▶ _Objective_
Reproduce the entry below word for word, keeping every line unchanged.

▶ _Supplied material_
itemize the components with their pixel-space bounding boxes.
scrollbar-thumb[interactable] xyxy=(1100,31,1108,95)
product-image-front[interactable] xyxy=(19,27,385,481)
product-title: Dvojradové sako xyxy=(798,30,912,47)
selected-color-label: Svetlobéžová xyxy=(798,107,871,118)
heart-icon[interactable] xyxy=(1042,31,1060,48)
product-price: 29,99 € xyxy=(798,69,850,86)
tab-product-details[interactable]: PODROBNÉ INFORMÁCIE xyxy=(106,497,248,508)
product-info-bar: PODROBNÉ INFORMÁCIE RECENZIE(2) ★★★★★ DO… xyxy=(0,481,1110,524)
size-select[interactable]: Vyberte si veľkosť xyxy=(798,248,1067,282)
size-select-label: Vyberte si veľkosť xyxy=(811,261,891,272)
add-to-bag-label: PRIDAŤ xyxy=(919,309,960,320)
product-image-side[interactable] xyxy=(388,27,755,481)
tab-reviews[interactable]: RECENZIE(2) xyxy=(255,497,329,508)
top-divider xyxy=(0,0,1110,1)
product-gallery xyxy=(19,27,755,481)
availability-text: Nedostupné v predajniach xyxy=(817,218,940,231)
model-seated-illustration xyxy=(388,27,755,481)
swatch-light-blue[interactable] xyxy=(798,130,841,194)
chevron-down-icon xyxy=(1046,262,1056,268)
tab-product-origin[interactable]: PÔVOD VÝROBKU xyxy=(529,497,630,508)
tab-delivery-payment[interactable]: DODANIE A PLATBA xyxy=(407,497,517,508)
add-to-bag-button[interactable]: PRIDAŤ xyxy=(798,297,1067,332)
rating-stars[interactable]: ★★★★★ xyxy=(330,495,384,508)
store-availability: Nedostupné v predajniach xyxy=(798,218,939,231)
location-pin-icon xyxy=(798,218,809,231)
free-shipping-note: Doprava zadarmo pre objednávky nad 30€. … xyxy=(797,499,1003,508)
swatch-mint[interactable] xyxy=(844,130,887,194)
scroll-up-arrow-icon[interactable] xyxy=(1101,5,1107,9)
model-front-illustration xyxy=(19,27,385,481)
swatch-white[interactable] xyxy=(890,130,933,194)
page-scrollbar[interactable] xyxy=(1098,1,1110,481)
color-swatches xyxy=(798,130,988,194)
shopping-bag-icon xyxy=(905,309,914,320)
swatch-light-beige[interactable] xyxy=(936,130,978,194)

▶ _Task output_
itemize the components with their pixel-space bounding boxes.
scrollbar-thumb[interactable] xyxy=(1100,31,1108,95)
product-image-front[interactable] xyxy=(19,27,385,481)
product-title: Dvojradové sako xyxy=(798,30,912,47)
selected-color-label: Svetlobéžová xyxy=(798,107,871,118)
heart-icon[interactable] xyxy=(1042,31,1060,48)
product-price: 29,99 € xyxy=(798,69,850,86)
tab-product-details[interactable]: PODROBNÉ INFORMÁCIE xyxy=(106,497,248,508)
product-info-bar: PODROBNÉ INFORMÁCIE RECENZIE(2) ★★★★★ DO… xyxy=(0,481,1110,524)
size-select[interactable]: Vyberte si veľkosť xyxy=(798,248,1067,282)
size-select-label: Vyberte si veľkosť xyxy=(811,261,891,272)
add-to-bag-label: PRIDAŤ xyxy=(919,309,960,320)
product-image-side[interactable] xyxy=(388,27,755,481)
tab-reviews[interactable]: RECENZIE(2) xyxy=(255,497,329,508)
top-divider xyxy=(0,0,1110,1)
product-gallery xyxy=(19,27,755,481)
availability-text: Nedostupné v predajniach xyxy=(817,218,940,231)
model-seated-illustration xyxy=(388,27,755,481)
swatch-light-blue[interactable] xyxy=(798,130,841,194)
chevron-down-icon xyxy=(1046,262,1056,268)
tab-product-origin[interactable]: PÔVOD VÝROBKU xyxy=(529,497,630,508)
tab-delivery-payment[interactable]: DODANIE A PLATBA xyxy=(407,497,517,508)
add-to-bag-button[interactable]: PRIDAŤ xyxy=(798,297,1067,332)
rating-stars[interactable]: ★★★★★ xyxy=(330,495,384,508)
store-availability: Nedostupné v predajniach xyxy=(798,218,939,231)
location-pin-icon xyxy=(798,218,809,231)
free-shipping-note: Doprava zadarmo pre objednávky nad 30€. … xyxy=(797,499,1003,508)
swatch-mint[interactable] xyxy=(844,130,887,194)
scroll-up-arrow-icon[interactable] xyxy=(1101,5,1107,9)
model-front-illustration xyxy=(19,27,385,481)
swatch-white[interactable] xyxy=(890,130,933,194)
page-scrollbar[interactable] xyxy=(1098,1,1110,481)
color-swatches xyxy=(798,130,988,194)
shopping-bag-icon xyxy=(905,309,914,320)
swatch-light-beige[interactable] xyxy=(936,130,978,194)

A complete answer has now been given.